• [Work to be completed] Pick out each line containing the string "баллы" and copy it.

• [Dataset records]

________________________________________

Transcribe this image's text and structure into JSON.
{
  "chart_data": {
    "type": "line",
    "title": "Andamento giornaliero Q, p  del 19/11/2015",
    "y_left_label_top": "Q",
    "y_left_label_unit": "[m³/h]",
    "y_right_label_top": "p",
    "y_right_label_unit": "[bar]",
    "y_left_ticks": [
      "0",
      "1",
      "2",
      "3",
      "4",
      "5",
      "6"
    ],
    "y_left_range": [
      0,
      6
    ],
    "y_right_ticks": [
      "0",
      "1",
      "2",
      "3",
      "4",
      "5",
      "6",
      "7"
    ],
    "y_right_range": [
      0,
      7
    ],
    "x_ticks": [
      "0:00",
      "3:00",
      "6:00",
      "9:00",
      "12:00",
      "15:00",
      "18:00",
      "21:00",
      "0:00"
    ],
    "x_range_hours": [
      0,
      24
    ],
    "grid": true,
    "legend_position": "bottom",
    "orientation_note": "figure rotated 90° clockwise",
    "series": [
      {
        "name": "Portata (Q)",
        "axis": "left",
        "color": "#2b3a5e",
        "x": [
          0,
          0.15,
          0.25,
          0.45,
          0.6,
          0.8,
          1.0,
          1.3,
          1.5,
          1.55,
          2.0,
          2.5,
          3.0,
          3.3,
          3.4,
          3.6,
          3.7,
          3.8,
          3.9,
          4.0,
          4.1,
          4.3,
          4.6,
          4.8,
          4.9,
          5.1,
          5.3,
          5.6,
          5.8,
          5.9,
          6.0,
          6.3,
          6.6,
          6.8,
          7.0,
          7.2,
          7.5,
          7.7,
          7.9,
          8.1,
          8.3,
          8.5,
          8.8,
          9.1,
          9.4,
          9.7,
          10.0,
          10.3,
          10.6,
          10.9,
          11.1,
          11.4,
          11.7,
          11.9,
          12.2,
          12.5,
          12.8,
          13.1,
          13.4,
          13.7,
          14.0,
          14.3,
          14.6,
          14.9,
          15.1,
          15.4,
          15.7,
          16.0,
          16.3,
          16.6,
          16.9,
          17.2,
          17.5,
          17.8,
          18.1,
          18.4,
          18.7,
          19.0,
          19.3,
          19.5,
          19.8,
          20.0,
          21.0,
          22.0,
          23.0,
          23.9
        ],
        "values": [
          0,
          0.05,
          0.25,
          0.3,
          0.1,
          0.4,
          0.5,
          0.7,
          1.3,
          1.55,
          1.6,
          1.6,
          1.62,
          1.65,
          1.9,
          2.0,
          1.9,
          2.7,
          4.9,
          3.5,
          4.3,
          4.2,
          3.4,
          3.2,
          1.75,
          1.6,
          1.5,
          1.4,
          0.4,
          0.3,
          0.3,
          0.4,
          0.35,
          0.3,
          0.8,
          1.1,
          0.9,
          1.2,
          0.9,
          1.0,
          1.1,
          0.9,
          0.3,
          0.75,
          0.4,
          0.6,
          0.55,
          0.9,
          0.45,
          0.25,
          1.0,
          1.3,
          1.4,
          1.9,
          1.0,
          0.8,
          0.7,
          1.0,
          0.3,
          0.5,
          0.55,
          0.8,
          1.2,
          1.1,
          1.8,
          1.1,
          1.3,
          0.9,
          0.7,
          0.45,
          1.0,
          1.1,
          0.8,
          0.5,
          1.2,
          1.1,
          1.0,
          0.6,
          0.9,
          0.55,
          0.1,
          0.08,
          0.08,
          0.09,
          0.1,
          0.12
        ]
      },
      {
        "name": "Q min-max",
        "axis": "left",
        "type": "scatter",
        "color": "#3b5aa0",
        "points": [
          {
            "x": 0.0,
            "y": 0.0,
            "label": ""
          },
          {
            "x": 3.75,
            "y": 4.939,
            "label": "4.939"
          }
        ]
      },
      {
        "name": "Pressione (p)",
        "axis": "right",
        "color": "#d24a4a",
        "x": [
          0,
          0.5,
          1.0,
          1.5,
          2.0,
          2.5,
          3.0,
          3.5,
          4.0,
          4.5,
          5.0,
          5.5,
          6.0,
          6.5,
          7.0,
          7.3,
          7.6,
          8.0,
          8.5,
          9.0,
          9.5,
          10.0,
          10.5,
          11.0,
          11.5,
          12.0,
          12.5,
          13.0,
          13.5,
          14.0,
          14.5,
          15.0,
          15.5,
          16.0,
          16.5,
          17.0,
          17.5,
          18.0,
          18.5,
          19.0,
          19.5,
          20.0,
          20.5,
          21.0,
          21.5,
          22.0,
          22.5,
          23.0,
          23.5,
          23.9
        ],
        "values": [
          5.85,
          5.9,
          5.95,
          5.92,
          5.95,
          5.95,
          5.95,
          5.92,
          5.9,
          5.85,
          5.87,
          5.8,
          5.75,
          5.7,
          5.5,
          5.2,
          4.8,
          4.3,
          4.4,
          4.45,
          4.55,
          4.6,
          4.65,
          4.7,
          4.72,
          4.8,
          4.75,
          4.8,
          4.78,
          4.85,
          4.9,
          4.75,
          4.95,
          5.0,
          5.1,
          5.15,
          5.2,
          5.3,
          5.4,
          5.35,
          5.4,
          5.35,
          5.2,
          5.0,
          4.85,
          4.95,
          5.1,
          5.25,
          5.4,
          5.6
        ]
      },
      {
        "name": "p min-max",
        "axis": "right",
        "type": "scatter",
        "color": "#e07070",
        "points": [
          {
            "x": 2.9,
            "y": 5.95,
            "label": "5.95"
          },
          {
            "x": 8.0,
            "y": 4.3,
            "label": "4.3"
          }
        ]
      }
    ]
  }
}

________________________________________

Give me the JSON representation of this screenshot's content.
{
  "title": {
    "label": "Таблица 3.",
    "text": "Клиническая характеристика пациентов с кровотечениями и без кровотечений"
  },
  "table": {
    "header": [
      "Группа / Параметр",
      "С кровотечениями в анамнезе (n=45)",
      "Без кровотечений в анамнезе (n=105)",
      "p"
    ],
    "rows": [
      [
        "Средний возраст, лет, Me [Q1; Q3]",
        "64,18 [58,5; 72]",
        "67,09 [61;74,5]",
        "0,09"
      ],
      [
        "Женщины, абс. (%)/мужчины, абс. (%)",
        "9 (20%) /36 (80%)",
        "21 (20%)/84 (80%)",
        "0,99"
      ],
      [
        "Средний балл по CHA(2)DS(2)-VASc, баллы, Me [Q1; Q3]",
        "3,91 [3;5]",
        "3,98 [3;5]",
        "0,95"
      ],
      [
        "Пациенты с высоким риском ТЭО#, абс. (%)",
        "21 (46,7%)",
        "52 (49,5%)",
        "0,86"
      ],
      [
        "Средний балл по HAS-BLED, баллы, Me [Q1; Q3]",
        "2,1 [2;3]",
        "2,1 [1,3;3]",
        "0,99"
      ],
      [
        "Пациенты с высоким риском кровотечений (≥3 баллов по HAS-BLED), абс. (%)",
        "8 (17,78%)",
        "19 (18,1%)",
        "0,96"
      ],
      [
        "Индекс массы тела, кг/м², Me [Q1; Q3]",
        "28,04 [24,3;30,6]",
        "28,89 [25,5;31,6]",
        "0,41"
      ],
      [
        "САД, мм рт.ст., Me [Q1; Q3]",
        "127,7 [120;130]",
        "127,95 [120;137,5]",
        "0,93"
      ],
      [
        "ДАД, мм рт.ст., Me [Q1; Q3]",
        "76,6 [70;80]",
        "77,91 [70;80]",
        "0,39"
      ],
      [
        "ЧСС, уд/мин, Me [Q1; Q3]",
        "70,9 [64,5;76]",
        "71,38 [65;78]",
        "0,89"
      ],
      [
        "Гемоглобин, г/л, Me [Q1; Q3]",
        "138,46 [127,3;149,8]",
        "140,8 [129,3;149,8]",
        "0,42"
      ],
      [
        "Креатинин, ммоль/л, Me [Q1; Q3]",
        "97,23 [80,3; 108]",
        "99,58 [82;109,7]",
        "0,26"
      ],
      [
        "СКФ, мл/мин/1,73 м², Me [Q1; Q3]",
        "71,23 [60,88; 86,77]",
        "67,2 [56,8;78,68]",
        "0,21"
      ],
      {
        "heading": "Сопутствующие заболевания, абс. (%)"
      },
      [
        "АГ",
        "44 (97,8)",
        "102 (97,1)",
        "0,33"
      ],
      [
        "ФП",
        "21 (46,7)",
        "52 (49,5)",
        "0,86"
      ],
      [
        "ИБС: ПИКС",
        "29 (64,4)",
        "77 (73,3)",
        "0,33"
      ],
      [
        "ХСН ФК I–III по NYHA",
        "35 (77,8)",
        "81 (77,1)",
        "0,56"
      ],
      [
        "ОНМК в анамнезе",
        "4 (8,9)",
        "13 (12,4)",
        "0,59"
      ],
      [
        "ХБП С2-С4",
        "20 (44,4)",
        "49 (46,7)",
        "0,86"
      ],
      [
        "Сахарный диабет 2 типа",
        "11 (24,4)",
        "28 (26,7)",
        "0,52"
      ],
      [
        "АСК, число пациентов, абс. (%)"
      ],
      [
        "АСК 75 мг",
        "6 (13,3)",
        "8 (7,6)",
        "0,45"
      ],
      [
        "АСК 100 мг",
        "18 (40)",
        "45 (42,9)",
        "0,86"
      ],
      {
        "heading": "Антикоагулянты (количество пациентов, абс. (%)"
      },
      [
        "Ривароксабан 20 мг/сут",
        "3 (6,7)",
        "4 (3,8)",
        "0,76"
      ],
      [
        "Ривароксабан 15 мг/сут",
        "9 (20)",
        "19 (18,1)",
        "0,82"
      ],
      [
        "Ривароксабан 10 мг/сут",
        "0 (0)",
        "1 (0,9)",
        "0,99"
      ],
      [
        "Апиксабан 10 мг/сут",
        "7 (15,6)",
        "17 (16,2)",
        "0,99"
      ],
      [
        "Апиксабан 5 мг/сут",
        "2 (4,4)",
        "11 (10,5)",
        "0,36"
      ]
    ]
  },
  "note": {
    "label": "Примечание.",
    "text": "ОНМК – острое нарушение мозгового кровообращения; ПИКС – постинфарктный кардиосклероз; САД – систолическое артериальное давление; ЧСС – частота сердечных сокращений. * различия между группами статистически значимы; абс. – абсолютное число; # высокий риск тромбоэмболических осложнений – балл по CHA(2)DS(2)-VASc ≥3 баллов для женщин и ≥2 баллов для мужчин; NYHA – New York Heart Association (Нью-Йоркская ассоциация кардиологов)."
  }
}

________________________________________

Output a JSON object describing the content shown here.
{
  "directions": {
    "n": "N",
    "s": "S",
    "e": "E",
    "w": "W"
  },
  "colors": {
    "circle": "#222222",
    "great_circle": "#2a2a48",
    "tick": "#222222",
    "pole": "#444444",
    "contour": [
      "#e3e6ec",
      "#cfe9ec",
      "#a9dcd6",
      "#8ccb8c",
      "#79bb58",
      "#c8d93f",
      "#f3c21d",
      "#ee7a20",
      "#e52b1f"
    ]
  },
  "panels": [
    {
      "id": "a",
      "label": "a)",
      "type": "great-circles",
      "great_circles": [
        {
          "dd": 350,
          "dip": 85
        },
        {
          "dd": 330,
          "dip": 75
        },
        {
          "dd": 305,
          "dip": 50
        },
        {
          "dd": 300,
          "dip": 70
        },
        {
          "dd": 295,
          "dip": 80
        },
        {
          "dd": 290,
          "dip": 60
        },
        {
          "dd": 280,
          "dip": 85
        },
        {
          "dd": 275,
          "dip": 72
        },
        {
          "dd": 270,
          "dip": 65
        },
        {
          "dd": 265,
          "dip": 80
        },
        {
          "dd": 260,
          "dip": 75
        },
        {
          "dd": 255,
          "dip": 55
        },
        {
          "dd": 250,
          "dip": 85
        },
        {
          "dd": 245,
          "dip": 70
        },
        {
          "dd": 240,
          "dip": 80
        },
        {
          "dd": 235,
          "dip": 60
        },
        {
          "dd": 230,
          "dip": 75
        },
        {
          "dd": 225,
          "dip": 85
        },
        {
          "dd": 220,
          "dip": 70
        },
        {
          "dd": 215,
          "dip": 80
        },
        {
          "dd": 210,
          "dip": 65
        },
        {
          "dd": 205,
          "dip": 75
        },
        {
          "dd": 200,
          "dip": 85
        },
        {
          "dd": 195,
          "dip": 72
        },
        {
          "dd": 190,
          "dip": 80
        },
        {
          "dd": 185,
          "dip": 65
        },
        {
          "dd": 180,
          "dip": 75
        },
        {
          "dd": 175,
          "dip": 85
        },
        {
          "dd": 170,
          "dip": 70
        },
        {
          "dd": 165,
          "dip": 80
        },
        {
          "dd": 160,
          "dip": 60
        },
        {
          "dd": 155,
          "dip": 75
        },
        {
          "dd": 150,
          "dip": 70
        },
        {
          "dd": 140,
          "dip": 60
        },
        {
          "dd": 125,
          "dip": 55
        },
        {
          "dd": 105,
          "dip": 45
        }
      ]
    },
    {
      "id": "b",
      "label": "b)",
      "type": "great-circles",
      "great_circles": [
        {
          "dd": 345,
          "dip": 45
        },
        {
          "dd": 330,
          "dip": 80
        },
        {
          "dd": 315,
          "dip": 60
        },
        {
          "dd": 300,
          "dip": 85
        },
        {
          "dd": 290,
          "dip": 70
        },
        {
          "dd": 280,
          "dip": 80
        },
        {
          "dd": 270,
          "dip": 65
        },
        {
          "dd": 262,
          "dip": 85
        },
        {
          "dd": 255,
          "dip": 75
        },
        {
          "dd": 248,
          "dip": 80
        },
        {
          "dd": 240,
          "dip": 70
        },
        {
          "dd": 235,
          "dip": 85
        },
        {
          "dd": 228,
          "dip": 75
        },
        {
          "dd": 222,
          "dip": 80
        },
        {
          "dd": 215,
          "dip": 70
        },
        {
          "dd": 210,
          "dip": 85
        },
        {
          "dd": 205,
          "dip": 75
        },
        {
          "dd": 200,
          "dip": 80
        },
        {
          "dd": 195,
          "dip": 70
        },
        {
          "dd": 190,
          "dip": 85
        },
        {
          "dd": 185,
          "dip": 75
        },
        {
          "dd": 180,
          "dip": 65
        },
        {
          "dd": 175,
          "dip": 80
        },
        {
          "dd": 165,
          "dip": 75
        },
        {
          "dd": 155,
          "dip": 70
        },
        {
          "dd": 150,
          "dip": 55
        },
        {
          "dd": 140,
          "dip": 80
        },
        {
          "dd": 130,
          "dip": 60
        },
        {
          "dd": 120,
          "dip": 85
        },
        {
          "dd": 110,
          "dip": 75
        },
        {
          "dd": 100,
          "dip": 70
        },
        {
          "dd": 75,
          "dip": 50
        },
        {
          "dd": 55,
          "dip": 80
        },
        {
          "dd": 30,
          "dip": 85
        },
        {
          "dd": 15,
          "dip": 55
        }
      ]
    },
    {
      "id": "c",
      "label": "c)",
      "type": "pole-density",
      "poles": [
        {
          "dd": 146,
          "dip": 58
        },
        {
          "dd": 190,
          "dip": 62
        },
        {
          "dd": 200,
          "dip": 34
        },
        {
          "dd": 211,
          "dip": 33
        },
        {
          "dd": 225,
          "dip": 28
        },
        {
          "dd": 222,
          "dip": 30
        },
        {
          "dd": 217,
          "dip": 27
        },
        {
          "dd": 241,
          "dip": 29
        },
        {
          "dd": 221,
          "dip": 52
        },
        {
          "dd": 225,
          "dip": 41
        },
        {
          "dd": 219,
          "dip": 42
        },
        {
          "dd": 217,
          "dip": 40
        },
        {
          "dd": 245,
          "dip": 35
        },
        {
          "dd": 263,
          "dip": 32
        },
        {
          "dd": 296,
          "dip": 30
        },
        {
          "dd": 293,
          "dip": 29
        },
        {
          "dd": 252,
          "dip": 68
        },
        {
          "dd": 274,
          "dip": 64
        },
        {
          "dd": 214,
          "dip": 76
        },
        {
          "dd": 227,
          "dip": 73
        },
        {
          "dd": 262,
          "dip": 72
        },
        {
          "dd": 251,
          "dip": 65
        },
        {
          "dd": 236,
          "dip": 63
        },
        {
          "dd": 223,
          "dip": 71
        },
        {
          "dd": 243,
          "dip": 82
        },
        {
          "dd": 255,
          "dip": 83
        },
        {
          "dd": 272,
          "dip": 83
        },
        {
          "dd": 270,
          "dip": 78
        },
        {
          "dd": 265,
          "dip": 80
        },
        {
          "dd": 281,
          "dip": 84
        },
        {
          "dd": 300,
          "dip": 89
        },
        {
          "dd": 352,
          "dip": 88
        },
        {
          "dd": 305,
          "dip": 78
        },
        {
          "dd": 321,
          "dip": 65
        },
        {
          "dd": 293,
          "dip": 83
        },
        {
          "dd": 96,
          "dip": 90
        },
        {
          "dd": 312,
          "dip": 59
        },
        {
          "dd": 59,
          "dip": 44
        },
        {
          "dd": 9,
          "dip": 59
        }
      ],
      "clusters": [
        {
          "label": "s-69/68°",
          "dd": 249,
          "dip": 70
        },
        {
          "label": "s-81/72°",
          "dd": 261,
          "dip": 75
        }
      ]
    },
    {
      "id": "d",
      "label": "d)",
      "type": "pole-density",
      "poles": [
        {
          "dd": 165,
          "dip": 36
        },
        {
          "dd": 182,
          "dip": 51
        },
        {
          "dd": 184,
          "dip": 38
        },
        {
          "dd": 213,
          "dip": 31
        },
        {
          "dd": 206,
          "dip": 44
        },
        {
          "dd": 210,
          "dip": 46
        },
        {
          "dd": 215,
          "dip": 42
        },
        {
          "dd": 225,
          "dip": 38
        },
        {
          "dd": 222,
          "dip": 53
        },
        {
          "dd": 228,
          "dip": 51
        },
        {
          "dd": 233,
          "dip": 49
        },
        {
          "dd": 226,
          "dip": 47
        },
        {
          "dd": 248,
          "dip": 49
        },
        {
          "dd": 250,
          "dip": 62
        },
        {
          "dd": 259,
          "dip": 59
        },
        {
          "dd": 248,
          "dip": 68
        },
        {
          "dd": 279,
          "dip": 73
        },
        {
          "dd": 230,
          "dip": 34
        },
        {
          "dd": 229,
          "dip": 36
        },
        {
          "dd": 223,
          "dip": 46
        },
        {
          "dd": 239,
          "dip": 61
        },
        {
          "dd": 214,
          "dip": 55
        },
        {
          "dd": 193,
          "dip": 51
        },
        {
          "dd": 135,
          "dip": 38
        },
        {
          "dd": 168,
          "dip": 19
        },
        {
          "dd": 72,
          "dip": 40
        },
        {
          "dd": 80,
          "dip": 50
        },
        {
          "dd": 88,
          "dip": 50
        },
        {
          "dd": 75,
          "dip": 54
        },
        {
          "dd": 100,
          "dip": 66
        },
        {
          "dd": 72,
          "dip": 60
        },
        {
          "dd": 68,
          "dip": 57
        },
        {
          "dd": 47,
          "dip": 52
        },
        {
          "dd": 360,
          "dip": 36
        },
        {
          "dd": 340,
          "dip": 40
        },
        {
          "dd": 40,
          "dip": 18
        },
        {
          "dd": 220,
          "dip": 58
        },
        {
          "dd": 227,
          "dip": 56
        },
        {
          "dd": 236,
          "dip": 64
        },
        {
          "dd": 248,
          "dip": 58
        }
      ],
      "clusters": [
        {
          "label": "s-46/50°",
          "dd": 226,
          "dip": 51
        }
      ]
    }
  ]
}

________________________________________

• [Output for this exercise]
        "Средний балл по CHA(2)DS(2)-VASc, баллы, Me [Q1; Q3]",
        "Средний балл по HAS-BLED, баллы, Me [Q1; Q3]",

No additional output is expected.